Required task:
Search the data for the string "source" and extract every line where it appears.

Data for this exercise:
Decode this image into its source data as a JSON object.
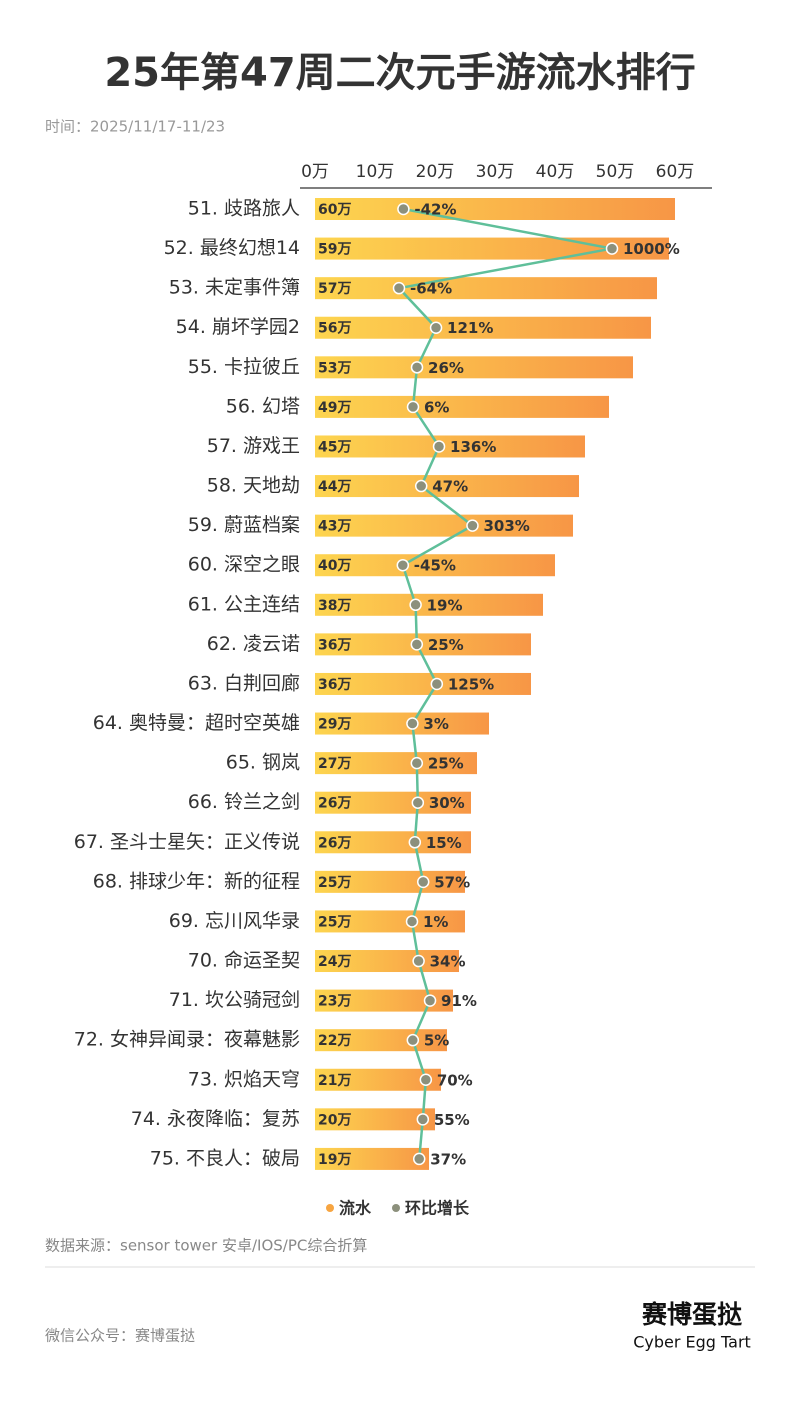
{
  "chart_data": {
    "type": "bar",
    "orientation": "horizontal",
    "title": "25年第47周二次元手游流水排行",
    "subtitle": "时间：2025/11/17-11/23",
    "categories": [
      "51. 歧路旅人",
      "52. 最终幻想14",
      "53. 未定事件簿",
      "54. 崩坏学园2",
      "55. 卡拉彼丘",
      "56. 幻塔",
      "57. 游戏王",
      "58. 天地劫",
      "59. 蔚蓝档案",
      "60. 深空之眼",
      "61. 公主连结",
      "62. 凌云诺",
      "63. 白荆回廊",
      "64. 奥特曼：超时空英雄",
      "65. 钢岚",
      "66. 铃兰之剑",
      "67. 圣斗士星矢：正义传说",
      "68. 排球少年：新的征程",
      "69. 忘川风华录",
      "70. 命运圣契",
      "71. 坎公骑冠剑",
      "72. 女神异闻录：夜幕魅影",
      "73. 炽焰天穹",
      "74. 永夜降临：复苏",
      "75. 不良人：破局"
    ],
    "series": [
      {
        "name": "流水",
        "color": "#f7a541",
        "values": [
          60,
          59,
          57,
          56,
          53,
          49,
          45,
          44,
          43,
          40,
          38,
          36,
          36,
          29,
          27,
          26,
          26,
          25,
          25,
          24,
          23,
          22,
          21,
          20,
          19
        ],
        "value_labels": [
          "60万",
          "59万",
          "57万",
          "56万",
          "53万",
          "49万",
          "45万",
          "44万",
          "43万",
          "40万",
          "38万",
          "36万",
          "36万",
          "29万",
          "27万",
          "26万",
          "26万",
          "25万",
          "25万",
          "24万",
          "23万",
          "22万",
          "21万",
          "20万",
          "19万"
        ]
      },
      {
        "name": "环比增长",
        "type": "line",
        "color": "#5fbf9a",
        "values": [
          -42,
          1000,
          -64,
          121,
          26,
          6,
          136,
          47,
          303,
          -45,
          19,
          25,
          125,
          3,
          25,
          30,
          15,
          57,
          1,
          34,
          91,
          5,
          70,
          55,
          37
        ],
        "value_labels": [
          "-42%",
          "1000%",
          "-64%",
          "121%",
          "26%",
          "6%",
          "136%",
          "47%",
          "303%",
          "-45%",
          "19%",
          "25%",
          "125%",
          "3%",
          "25%",
          "30%",
          "15%",
          "57%",
          "1%",
          "34%",
          "91%",
          "5%",
          "70%",
          "55%",
          "37%"
        ]
      }
    ],
    "xlim": [
      0,
      66
    ],
    "xticks": [
      {
        "value": 0,
        "label": "0万"
      },
      {
        "value": 10,
        "label": "10万"
      },
      {
        "value": 20,
        "label": "20万"
      },
      {
        "value": 30,
        "label": "30万"
      },
      {
        "value": 40,
        "label": "40万"
      },
      {
        "value": 50,
        "label": "50万"
      },
      {
        "value": 60,
        "label": "60万"
      }
    ],
    "source": "数据来源：sensor tower 安卓/IOS/PC综合折算"
  },
  "footer": {
    "account": "微信公众号：赛博蛋挞",
    "brand": "赛博蛋挞",
    "brand_en": "Cyber Egg Tart"
  }
}
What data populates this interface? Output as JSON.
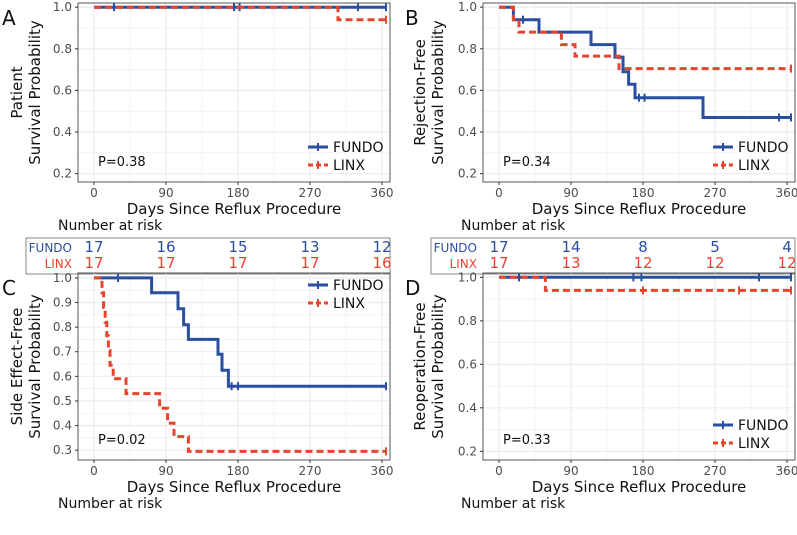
{
  "colors": {
    "fundo": "#2a4ea1",
    "linx": "#e8432e",
    "grid": "#ebebeb",
    "axis": "#333333"
  },
  "figure": {
    "x_axis_label": "Days Since Reflux Procedure",
    "risk_title": "Number at risk"
  },
  "chart_data": [
    {
      "panel_letter": "A",
      "type": "line",
      "subtype": "kaplan-meier",
      "ylabel_line1": "Patient",
      "ylabel_line2": "Survival Probability",
      "xlabel": "Days Since Reflux Procedure",
      "x_ticks": [
        0,
        90,
        180,
        270,
        360
      ],
      "y_ticks": [
        0.2,
        0.4,
        0.6,
        0.8,
        1.0
      ],
      "xlim": [
        -20,
        370
      ],
      "ylim": [
        0.16,
        1.02
      ],
      "p_value": "P=0.38",
      "legend_position": "bottom-right",
      "series": [
        {
          "name": "FUNDO",
          "style": "solid",
          "steps": [
            [
              0,
              1.0
            ],
            [
              365,
              1.0
            ]
          ],
          "censors": [
            [
              25,
              1.0
            ],
            [
              175,
              1.0
            ],
            [
              182,
              1.0
            ],
            [
              330,
              1.0
            ],
            [
              365,
              1.0
            ]
          ]
        },
        {
          "name": "LINX",
          "style": "dashed",
          "steps": [
            [
              0,
              1.0
            ],
            [
              305,
              1.0
            ],
            [
              305,
              0.94
            ],
            [
              365,
              0.94
            ]
          ],
          "censors": [
            [
              365,
              0.94
            ]
          ]
        }
      ],
      "risk_table": {
        "FUNDO": [
          17,
          16,
          15,
          13,
          12
        ],
        "LINX": [
          17,
          17,
          17,
          17,
          16
        ]
      }
    },
    {
      "panel_letter": "B",
      "type": "line",
      "subtype": "kaplan-meier",
      "ylabel_line1": "Rejection-Free",
      "ylabel_line2": "Survival Probability",
      "xlabel": "Days Since Reflux Procedure",
      "x_ticks": [
        0,
        90,
        180,
        270,
        360
      ],
      "y_ticks": [
        0.2,
        0.4,
        0.6,
        0.8,
        1.0
      ],
      "xlim": [
        -20,
        370
      ],
      "ylim": [
        0.16,
        1.02
      ],
      "p_value": "P=0.34",
      "legend_position": "bottom-right",
      "series": [
        {
          "name": "FUNDO",
          "style": "solid",
          "steps": [
            [
              0,
              1.0
            ],
            [
              18,
              1.0
            ],
            [
              18,
              0.94
            ],
            [
              50,
              0.94
            ],
            [
              50,
              0.88
            ],
            [
              115,
              0.88
            ],
            [
              115,
              0.82
            ],
            [
              145,
              0.82
            ],
            [
              145,
              0.76
            ],
            [
              155,
              0.76
            ],
            [
              155,
              0.69
            ],
            [
              162,
              0.69
            ],
            [
              162,
              0.63
            ],
            [
              170,
              0.63
            ],
            [
              170,
              0.565
            ],
            [
              255,
              0.565
            ],
            [
              255,
              0.47
            ],
            [
              365,
              0.47
            ]
          ],
          "censors": [
            [
              30,
              0.94
            ],
            [
              175,
              0.565
            ],
            [
              182,
              0.565
            ],
            [
              350,
              0.47
            ],
            [
              365,
              0.47
            ]
          ]
        },
        {
          "name": "LINX",
          "style": "dashed",
          "steps": [
            [
              0,
              1.0
            ],
            [
              18,
              1.0
            ],
            [
              18,
              0.94
            ],
            [
              25,
              0.94
            ],
            [
              25,
              0.88
            ],
            [
              78,
              0.88
            ],
            [
              78,
              0.82
            ],
            [
              95,
              0.82
            ],
            [
              95,
              0.765
            ],
            [
              150,
              0.765
            ],
            [
              150,
              0.705
            ],
            [
              365,
              0.705
            ]
          ],
          "censors": [
            [
              365,
              0.705
            ]
          ]
        }
      ],
      "risk_table": {
        "FUNDO": [
          17,
          14,
          8,
          5,
          4
        ],
        "LINX": [
          17,
          13,
          12,
          12,
          12
        ]
      }
    },
    {
      "panel_letter": "C",
      "type": "line",
      "subtype": "kaplan-meier",
      "ylabel_line1": "Side Effect-Free",
      "ylabel_line2": "Survival Probability",
      "xlabel": "Days Since Reflux Procedure",
      "x_ticks": [
        0,
        90,
        180,
        270,
        360
      ],
      "y_ticks": [
        0.3,
        0.4,
        0.5,
        0.6,
        0.7,
        0.8,
        0.9,
        1.0
      ],
      "xlim": [
        -20,
        370
      ],
      "ylim": [
        0.26,
        1.02
      ],
      "p_value": "P=0.02",
      "legend_position": "top-right",
      "series": [
        {
          "name": "FUNDO",
          "style": "solid",
          "steps": [
            [
              0,
              1.0
            ],
            [
              72,
              1.0
            ],
            [
              72,
              0.94
            ],
            [
              105,
              0.94
            ],
            [
              105,
              0.875
            ],
            [
              112,
              0.875
            ],
            [
              112,
              0.81
            ],
            [
              118,
              0.81
            ],
            [
              118,
              0.75
            ],
            [
              155,
              0.75
            ],
            [
              155,
              0.69
            ],
            [
              160,
              0.69
            ],
            [
              160,
              0.625
            ],
            [
              168,
              0.625
            ],
            [
              168,
              0.56
            ],
            [
              365,
              0.56
            ]
          ],
          "censors": [
            [
              30,
              1.0
            ],
            [
              172,
              0.56
            ],
            [
              180,
              0.56
            ],
            [
              365,
              0.56
            ]
          ]
        },
        {
          "name": "LINX",
          "style": "dashed",
          "steps": [
            [
              0,
              1.0
            ],
            [
              10,
              1.0
            ],
            [
              10,
              0.94
            ],
            [
              12,
              0.94
            ],
            [
              12,
              0.88
            ],
            [
              14,
              0.88
            ],
            [
              14,
              0.82
            ],
            [
              16,
              0.82
            ],
            [
              16,
              0.765
            ],
            [
              18,
              0.765
            ],
            [
              18,
              0.705
            ],
            [
              20,
              0.705
            ],
            [
              20,
              0.645
            ],
            [
              24,
              0.645
            ],
            [
              24,
              0.59
            ],
            [
              40,
              0.59
            ],
            [
              40,
              0.53
            ],
            [
              82,
              0.53
            ],
            [
              82,
              0.47
            ],
            [
              92,
              0.47
            ],
            [
              92,
              0.41
            ],
            [
              100,
              0.41
            ],
            [
              100,
              0.355
            ],
            [
              118,
              0.355
            ],
            [
              118,
              0.295
            ],
            [
              365,
              0.295
            ]
          ],
          "censors": [
            [
              365,
              0.295
            ]
          ]
        }
      ]
    },
    {
      "panel_letter": "D",
      "type": "line",
      "subtype": "kaplan-meier",
      "ylabel_line1": "Reoperation-Free",
      "ylabel_line2": "Survival Probability",
      "xlabel": "Days Since Reflux Procedure",
      "x_ticks": [
        0,
        90,
        180,
        270,
        360
      ],
      "y_ticks": [
        0.2,
        0.4,
        0.6,
        0.8,
        1.0
      ],
      "xlim": [
        -20,
        370
      ],
      "ylim": [
        0.16,
        1.02
      ],
      "p_value": "P=0.33",
      "legend_position": "bottom-right",
      "series": [
        {
          "name": "FUNDO",
          "style": "solid",
          "steps": [
            [
              0,
              1.0
            ],
            [
              365,
              1.0
            ]
          ],
          "censors": [
            [
              25,
              1.0
            ],
            [
              168,
              1.0
            ],
            [
              178,
              1.0
            ],
            [
              325,
              1.0
            ],
            [
              365,
              1.0
            ]
          ]
        },
        {
          "name": "LINX",
          "style": "dashed",
          "steps": [
            [
              0,
              1.0
            ],
            [
              58,
              1.0
            ],
            [
              58,
              0.94
            ],
            [
              365,
              0.94
            ]
          ],
          "censors": [
            [
              180,
              0.94
            ],
            [
              300,
              0.94
            ],
            [
              365,
              0.94
            ]
          ]
        }
      ]
    }
  ]
}
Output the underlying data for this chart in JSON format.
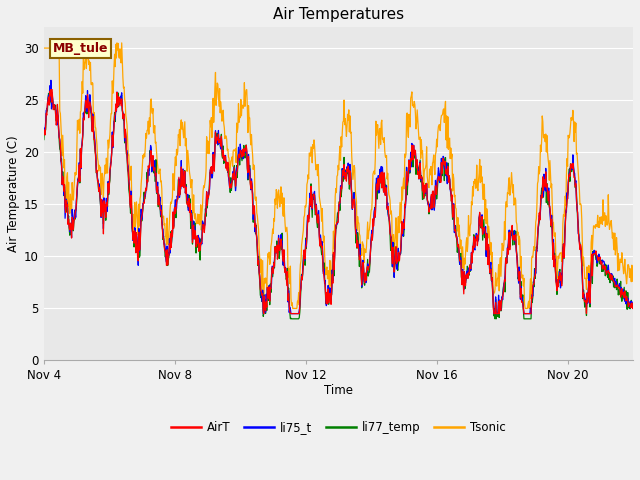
{
  "title": "Air Temperatures",
  "xlabel": "Time",
  "ylabel": "Air Temperature (C)",
  "ylim": [
    0,
    32
  ],
  "yticks": [
    0,
    5,
    10,
    15,
    20,
    25,
    30
  ],
  "plot_bg": "#e8e8e8",
  "fig_bg": "#f0f0f0",
  "annotation_text": "MB_tule",
  "annotation_color": "#8b0000",
  "annotation_bg": "#ffffcc",
  "annotation_edge": "#8b6000",
  "legend_labels": [
    "AirT",
    "li75_t",
    "li77_temp",
    "Tsonic"
  ],
  "line_colors": [
    "red",
    "blue",
    "green",
    "orange"
  ],
  "x_tick_pos": [
    0,
    4,
    8,
    12,
    16
  ],
  "x_tick_labels": [
    "Nov 4",
    "Nov 8",
    "Nov 12",
    "Nov 16",
    "Nov 20"
  ],
  "xlim": [
    0,
    18
  ],
  "n_points": 1000,
  "grid_color": "#ffffff",
  "spine_color": "#aaaaaa"
}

Task answer:
Decode this image into its source data as a JSON object.
    "source": "数据来源：sensor tower 安卓/IOS/PC综合折算"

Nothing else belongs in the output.